VORLIEGENDER TEXT
════════════════

Eine historischer Sonderfall?

Beide Seiten aber unterstellen, Israel stelle einen Sonderfall in der Region dar. Manche leiten daraus eine besondere deutsche Verpflichtung ab, für palästinensische Interessen einzutreten. All das zeugt jedoch von historischer Unkenntnis, denn Israel ist, was seine neuzeitliche Wiederentstehung betrifft, weder ein Sonderfall in der Region noch das blosse Nebenprodukt europäischer, vor allem deutscher Judenverfolgung und -vernichtung.

Um es kurz zu machen: Sämtliche Staaten der Östlichen Mittelmeerrwelt sind auf den Trümmen des Osmanischen Reiches errichtet worden. Dessen Zerfall wurde überhaupt erst durch politische Zentrifugalkräfte herbeigeführt, die zuerst auf dem Balkan – unter Serben und Griechen – auftraten. Einige Wortführer und Vordenker der frühen Nationalbewegungen dieser Region sassen in Wien.

In Wien lebte bekannte auch Theodor Herzl, der beeinflusst war von Männern wie Yehuda Ben Shlomo Ḥai Alkalai, Eliezer Papo oder Judah Ben Samuel Bibas – allesamt jüdische Gelehrte aus Südosteuropa, das im 19. Jahrhundert zum Osmanischen Reich gehörte. Die Idee nationaler Selbstbestimmung war damals virulent und hatte zunehmend Anhänger unter einer jüdischen, serbischen, griechischen, albanischen, später auch türkischen, syrischen, iranischen etc. Elite gefunden.

════════════════

BEREITGESTELLTE ANGABEN
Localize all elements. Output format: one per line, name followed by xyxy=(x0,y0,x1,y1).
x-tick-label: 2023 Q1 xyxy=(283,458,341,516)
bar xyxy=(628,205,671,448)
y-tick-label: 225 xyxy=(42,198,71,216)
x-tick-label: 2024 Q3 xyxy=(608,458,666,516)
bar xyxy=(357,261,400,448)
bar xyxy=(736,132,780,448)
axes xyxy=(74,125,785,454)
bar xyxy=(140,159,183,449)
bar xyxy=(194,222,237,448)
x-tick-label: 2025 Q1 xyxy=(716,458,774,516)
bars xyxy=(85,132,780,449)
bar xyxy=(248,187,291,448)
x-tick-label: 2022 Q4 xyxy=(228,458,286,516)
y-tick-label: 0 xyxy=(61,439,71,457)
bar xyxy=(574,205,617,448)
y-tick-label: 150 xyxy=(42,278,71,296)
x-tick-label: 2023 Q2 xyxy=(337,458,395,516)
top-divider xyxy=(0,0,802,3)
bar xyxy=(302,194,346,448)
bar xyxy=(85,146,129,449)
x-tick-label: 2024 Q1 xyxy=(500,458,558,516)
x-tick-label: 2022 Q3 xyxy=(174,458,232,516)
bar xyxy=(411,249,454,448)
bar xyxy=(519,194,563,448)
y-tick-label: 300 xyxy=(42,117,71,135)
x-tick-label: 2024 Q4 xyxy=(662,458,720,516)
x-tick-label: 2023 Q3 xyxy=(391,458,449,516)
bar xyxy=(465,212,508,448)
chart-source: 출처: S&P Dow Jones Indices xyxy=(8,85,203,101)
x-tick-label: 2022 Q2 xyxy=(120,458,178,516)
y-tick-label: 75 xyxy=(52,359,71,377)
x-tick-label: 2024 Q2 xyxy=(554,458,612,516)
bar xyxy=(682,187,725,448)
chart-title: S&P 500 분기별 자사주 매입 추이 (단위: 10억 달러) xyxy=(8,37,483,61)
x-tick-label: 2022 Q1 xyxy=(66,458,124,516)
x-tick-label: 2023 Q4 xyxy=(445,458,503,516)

════════════════

AUFGABEN
**A)** Prüfe, ob die folgenden Aussagen mit dem Text über Israel als historischen Sonderfall übereinstimmen, und beantworte jede mit Ja oder Nein samt den entscheidenden Worten des Textes im genauen Wortlaut. (i) Die Zentrifugalkräfte traten zuerst unter Serben und Griechen auf. (ii) Einige Wortführer der frühen Nationalbewegungen der Region sassen in Berlin. (iii) Der Text bezeichnet Israel als blosses Nebenprodukt europäischer Judenverfolgung.
**B)** Nimm den Text über Israel als historischen Sonderfall an seinem Ende auf und schreibe ihn weiter.

LÖSUNGEN
**A)**
(i) Ja: „die zuerst auf dem Balkan – unter Serben und Griechen – auftraten“
(ii) Nein: „Einige Wortführer und Vordenker der frühen Nationalbewegungen dieser Region sassen in Wien.“
(iii) Nein: „weder ein Sonderfall in der Region noch das blosse Nebenprodukt europäischer, vor allem deutscher Judenverfolgung und -vernichtung“

**B)**
Alkalai wird üblicherweise als Vertreter eines religiösen Zionismus gesehen, doch beschränkte sich seine religiöse Argumentation auf den Nachweis, dass die Gründung eines jüdischen Staates – anders als seine orthodoxen Gegner behaupteten – dem religiösen Gesetz nicht entgegenstehe. Auslöser seiner Schriften war denn auch keine theologische Debatte, sondern die nationalen Aspirationen der Serben und Griechen, denen es nach dem Willen Alkalais nachzueifern galt.

Alkalai hatte verschiedentlich die grossen jüdischen Gemeinden Europas, Konstantinopels und Palästinas aufgesucht, um für seine Idee eines jüdischen Natinalstaats zu werben. Etwa zeitgleich warb im ostpreussischen Thorn der Rabbiner Zwi Hirsch Kalischer (gest. 1874) für dieselbe Idee, die er ebenfalls nicht im Widerspruch zu den rabbinischen Überlieferungen sah. Kalischer empfahl den Juden, dem Vorbild der Italiener, Polen und Ungarn zu folgen.

Israels Existenz ist ebenso legitim wie die anderer Staaten in der Region

Die jüdische wie auch die anderen Nationalbewegungen hatten im weiteren Verlauf der Geschichte mit denselben Problemen zu kämpfen: Der Schaffung einer Nationalsprache und -literatur, der Formung eines nationalen anstelle eines bloss volkhaften Bewusstseins, der Schaffung von Institutionen, der Heimholung der Diaspora, dem Umgang mit ethnisch-religiösen Minderheiten und der Unterstützung durch Grossmächte im Kampf um Anerkennung.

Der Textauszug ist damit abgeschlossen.